## PAGE TEXT:
* BEGIN *
Kinoto-na Wasabi Chilli

  • 1lb (450g) beef mince
  • 300ml beef or vegetable stock
  • 400g tomatoes, chopped, or small can or tomato puree
  • 2-3 cloves of garlic, peeled and thinly sliced (to taste)
  • 2-3 whole mixed peppers, coarsely chopped (to taste)
  • Your Chilli Sauce*
  • 400g can Chilli Beans
  • Wasabi: 2tsp paste or 1tsp powder

In a large pot, brown the mince in the stock for about 5 minutes at high temperature.
Add tomatoes, cook for 5 minutes at medium.
Reduce to low temperature. Add the remaining ingredients in roughly the order above, over the next 20 minutes.
Keep the Chilli at a low simmer throughout, stirring gently with each addition.
The Chilli can be served as little as 10 minutes after the last ingredient, but it’s better to allow more time for the sauce to thicken.
Serve with rice, corn, nachos, or any bread (pitta, cornbread, tortilla)

* Chilli Sauce: finely chop ~50g Jalapeno peppers in a little vinegar, or use ~2tsp of bottled sauce. Good sauces to use here include Santa Maria Pepper Sauce or Nando’s Hot Piri-Piri, a sauce made from Birds Eye Chilli, popular in South Africa but also available in Europe now.
Hint: freeze the garlic in advance for easier chopping with less smell;

Wasabi is Japanese pickled horseradish, the fiery green powder or paste that is definitely not meant to snorted the way Steve-O did in Jackass: The Movie, with results you might be better off leaving to your imagination. This recipe is the tame version: for more of that good old fire-engine factor, use the seeds from the peppers, and crank up the other accelerants, at your own risk!
* END *
## DATASET RECORDS:
* BEGIN *
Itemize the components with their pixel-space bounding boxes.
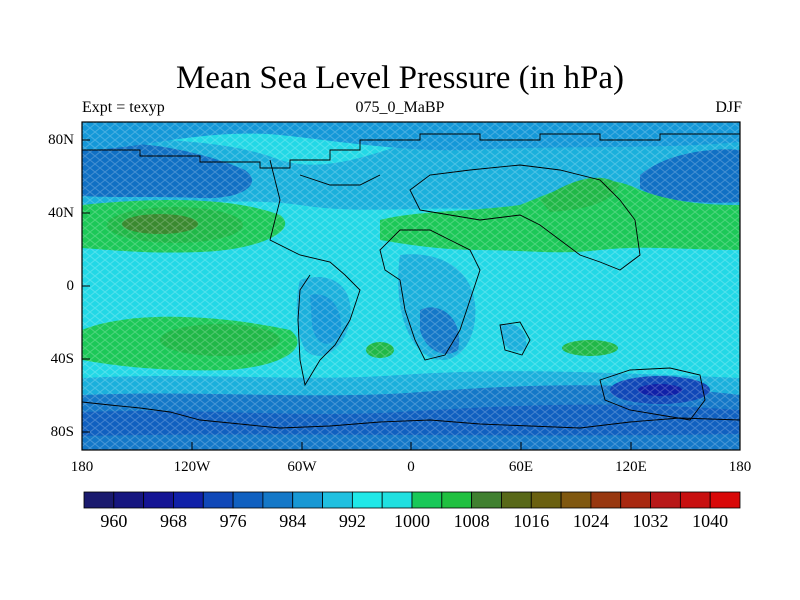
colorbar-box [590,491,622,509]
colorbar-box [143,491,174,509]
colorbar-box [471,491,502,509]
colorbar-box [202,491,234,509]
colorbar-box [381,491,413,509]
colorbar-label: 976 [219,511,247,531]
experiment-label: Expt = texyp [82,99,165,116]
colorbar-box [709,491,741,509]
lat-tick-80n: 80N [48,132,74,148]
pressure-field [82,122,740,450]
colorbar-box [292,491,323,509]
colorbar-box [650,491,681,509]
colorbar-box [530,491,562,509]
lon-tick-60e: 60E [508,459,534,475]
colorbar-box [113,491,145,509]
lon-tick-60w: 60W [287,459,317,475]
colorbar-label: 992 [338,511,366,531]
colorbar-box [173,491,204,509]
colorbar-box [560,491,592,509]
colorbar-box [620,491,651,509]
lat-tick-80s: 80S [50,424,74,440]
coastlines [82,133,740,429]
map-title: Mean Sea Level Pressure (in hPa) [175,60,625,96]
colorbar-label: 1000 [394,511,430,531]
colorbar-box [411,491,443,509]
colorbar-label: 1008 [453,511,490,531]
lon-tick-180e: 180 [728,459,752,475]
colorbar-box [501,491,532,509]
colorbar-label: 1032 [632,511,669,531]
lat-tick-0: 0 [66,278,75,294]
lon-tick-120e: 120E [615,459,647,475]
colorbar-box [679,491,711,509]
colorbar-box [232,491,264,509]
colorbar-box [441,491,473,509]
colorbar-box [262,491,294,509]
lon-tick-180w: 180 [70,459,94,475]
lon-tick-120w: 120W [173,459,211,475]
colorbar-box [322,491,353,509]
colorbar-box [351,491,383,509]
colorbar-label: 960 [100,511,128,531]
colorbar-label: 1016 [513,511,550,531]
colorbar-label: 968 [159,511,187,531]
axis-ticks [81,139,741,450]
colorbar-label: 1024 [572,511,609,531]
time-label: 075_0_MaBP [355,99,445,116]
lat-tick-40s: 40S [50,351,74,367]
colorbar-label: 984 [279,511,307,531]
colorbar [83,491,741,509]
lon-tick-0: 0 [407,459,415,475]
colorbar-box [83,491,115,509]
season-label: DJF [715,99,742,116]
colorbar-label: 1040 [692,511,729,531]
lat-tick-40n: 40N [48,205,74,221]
* END *
* BEGIN *
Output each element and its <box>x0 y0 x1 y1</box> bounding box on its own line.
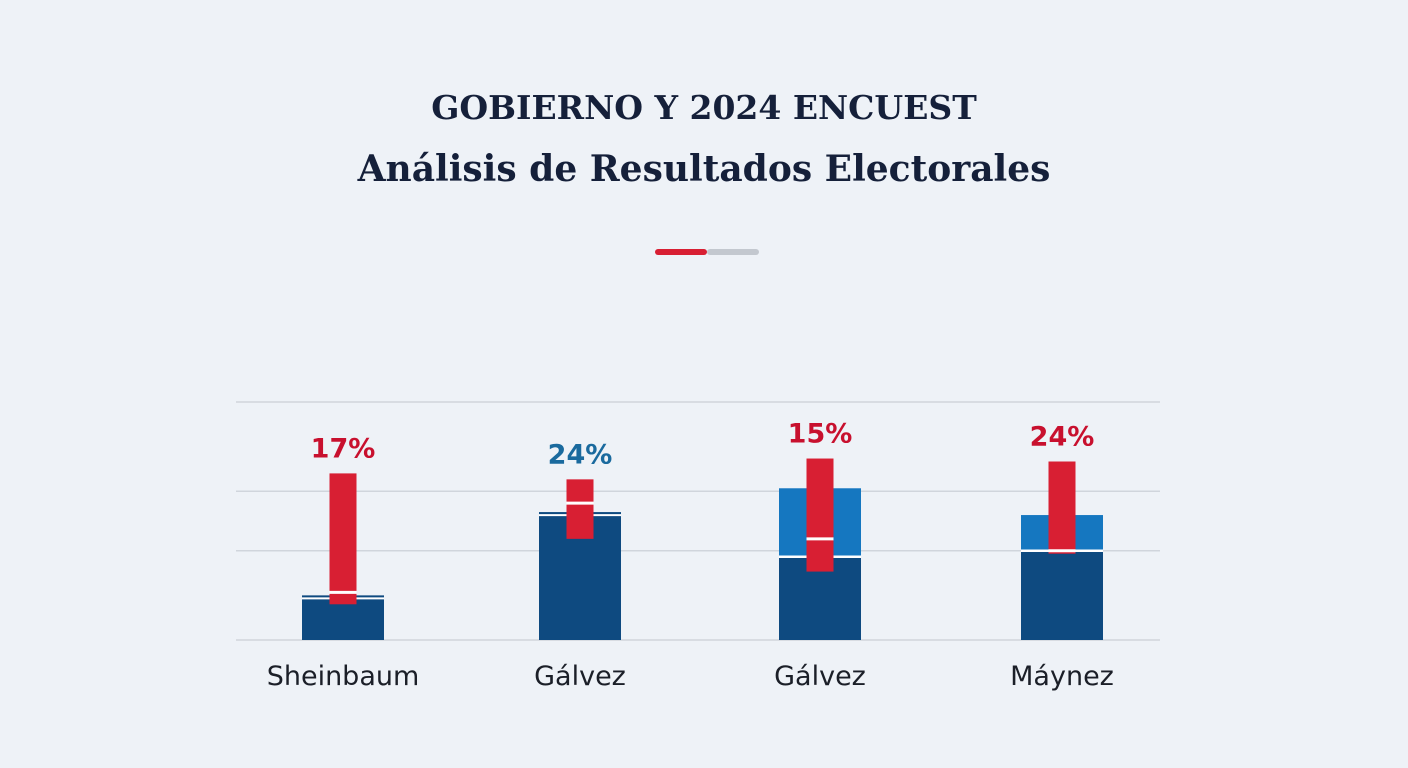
* END *
## PROBLEMS TO WORK ON:
1. From the chilli recipe, reproduce word for word the passage starting with "Kinoto-na Wasabi Chilli" and going on through "next 20 minutes.".
2. Translate this sentence from the chilli recipe into Spanish: "In a large pot, brown the mince in the stock for about 5 minutes at high temperature."

## SOLUTION SET:
1.
Kinoto-na Wasabi Chilli

  • 1lb (450g) beef mince
  • 300ml beef or vegetable stock
  • 400g tomatoes, chopped, or small can or tomato puree
  • 2-3 cloves of garlic, peeled and thinly sliced (to taste)
  • 2-3 whole mixed peppers, coarsely chopped (to taste)
  • Your Chilli Sauce*
  • 400g can Chilli Beans
  • Wasabi: 2tsp paste or 1tsp powder

In a large pot, brown the mince in the stock for about 5 minutes at high temperature.
Add tomatoes, cook for 5 minutes at medium.
Reduce to low temperature. Add the remaining ingredients in roughly the order above, over the next 20 minutes.

2. En una olla grande, dore la carne picada en el caldo durante unos 5 minutos a temperatura alta.